Job — Return every record below exactly as written, but leave out the pictures.

Start of Records for processing

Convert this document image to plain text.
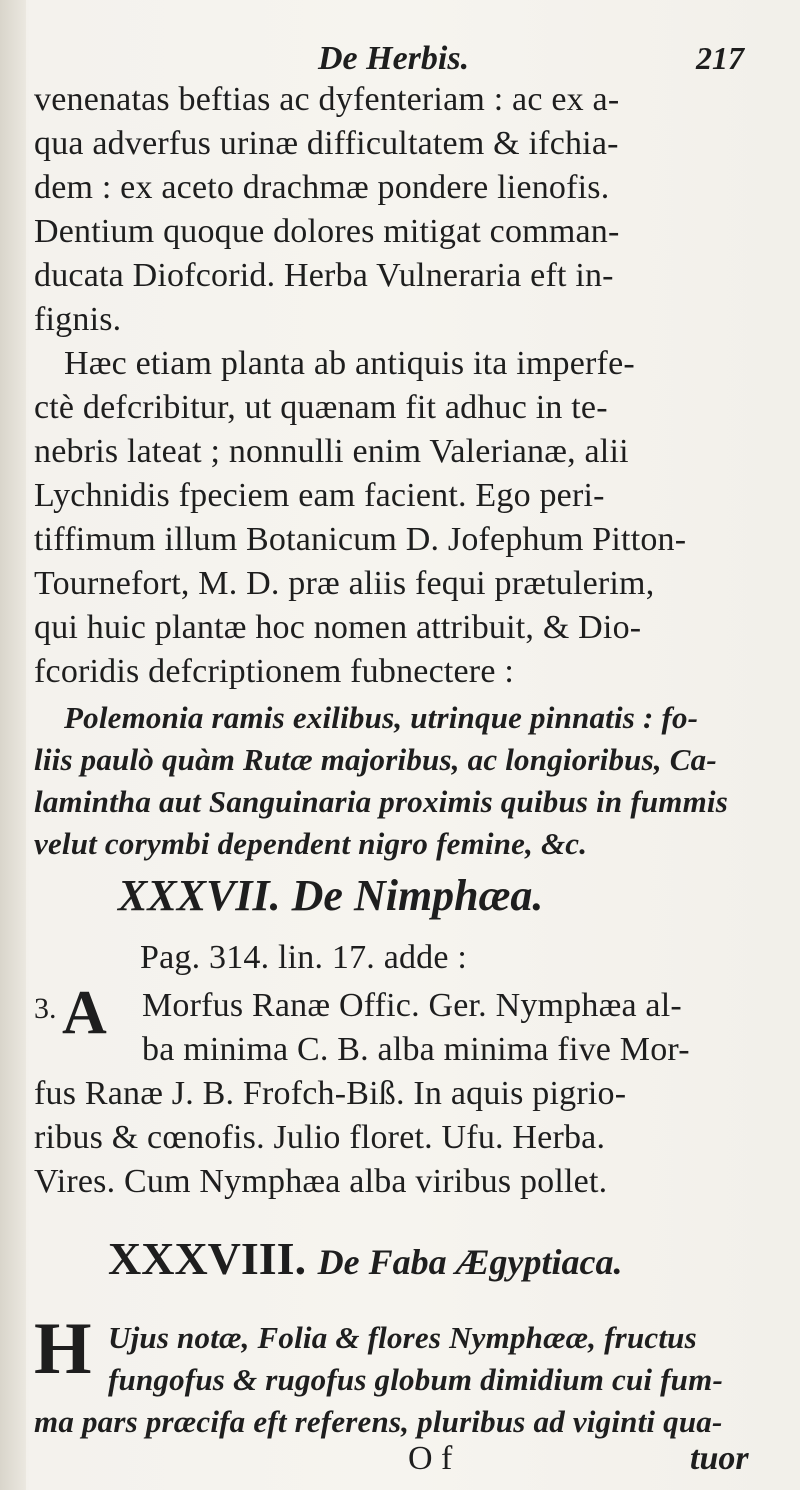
De Herbis.	217
venenatas beftias ac dyfenteriam : ac ex a-
qua adverfus urinæ difficultatem & ifchia-
dem : ex aceto drachmæ pondere lienofis.
Dentium quoque dolores mitigat comman-
ducata Diofcorid. Herba Vulneraria eft in-
fignis.
Hæc etiam planta ab antiquis ita imperfe-
ctè defcribitur, ut quænam fit adhuc in te-
nebris lateat ; nonnulli enim Valerianæ, alii
Lychnidis fpeciem eam facient. Ego peri-
tiffimum illum Botanicum D. Jofephum Pitton-
Tournefort, M. D. præ aliis fequi prætulerim,
qui huic plantæ hoc nomen attribuit, & Dio-
fcoridis defcriptionem fubnectere :
Polemonia ramis exilibus, utrinque pinnatis : fo-
liis paulò quàm Rutæ majoribus, ac longioribus, Ca-
lamintha aut Sanguinaria proximis quibus in fummis
velut corymbi dependent nigro femine, &c.
XXXVII. De Nimphæa.
Pag. 314. lin. 17. adde :
3. A Morfus Ranæ Offic. Ger. Nymphæa al-
ba minima C. B. alba minima five Mor-
fus Ranæ J. B. Frofch-Biß. In aquis pigrio-
ribus & cœnofis. Julio floret. Ufu. Herba.
Vires. Cum Nymphæa alba viribus pollet.
XXXVIII. De Faba Ægyptiaca.
H Ujus notæ, Folia & flores Nymphææ, fructus
fungofus & rugofus globum dimidium cui fum-
ma pars præcifa eft referens, pluribus ad viginti qua-
O f	tuor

End of Records for processing

Full output —
Convert this document image to plain text.
De Herbis.	217
venenatas beftias ac dyfenteriam : ac ex a-
qua adverfus urinæ difficultatem & ifchia-
dem : ex aceto drachmæ pondere lienofis.
Dentium quoque dolores mitigat comman-
ducata Diofcorid. Herba Vulneraria eft in-
fignis.
Hæc etiam planta ab antiquis ita imperfe-
ctè defcribitur, ut quænam fit adhuc in te-
nebris lateat ; nonnulli enim Valerianæ, alii
Lychnidis fpeciem eam facient. Ego peri-
tiffimum illum Botanicum D. Jofephum Pitton-
Tournefort, M. D. præ aliis fequi prætulerim,
qui huic plantæ hoc nomen attribuit, & Dio-
fcoridis defcriptionem fubnectere :
Polemonia ramis exilibus, utrinque pinnatis : fo-
liis paulò quàm Rutæ majoribus, ac longioribus, Ca-
lamintha aut Sanguinaria proximis quibus in fummis
velut corymbi dependent nigro femine, &c.
XXXVII. De Nimphæa.
Pag. 314. lin. 17. adde :
3. A Morfus Ranæ Offic. Ger. Nymphæa al-
ba minima C. B. alba minima five Mor-
fus Ranæ J. B. Frofch-Biß. In aquis pigrio-
ribus & cœnofis. Julio floret. Ufu. Herba.
Vires. Cum Nymphæa alba viribus pollet.
XXXVIII. De Faba Ægyptiaca.
H Ujus notæ, Folia & flores Nymphææ, fructus
fungofus & rugofus globum dimidium cui fum-
ma pars præcifa eft referens, pluribus ad viginti qua-
O f	tuor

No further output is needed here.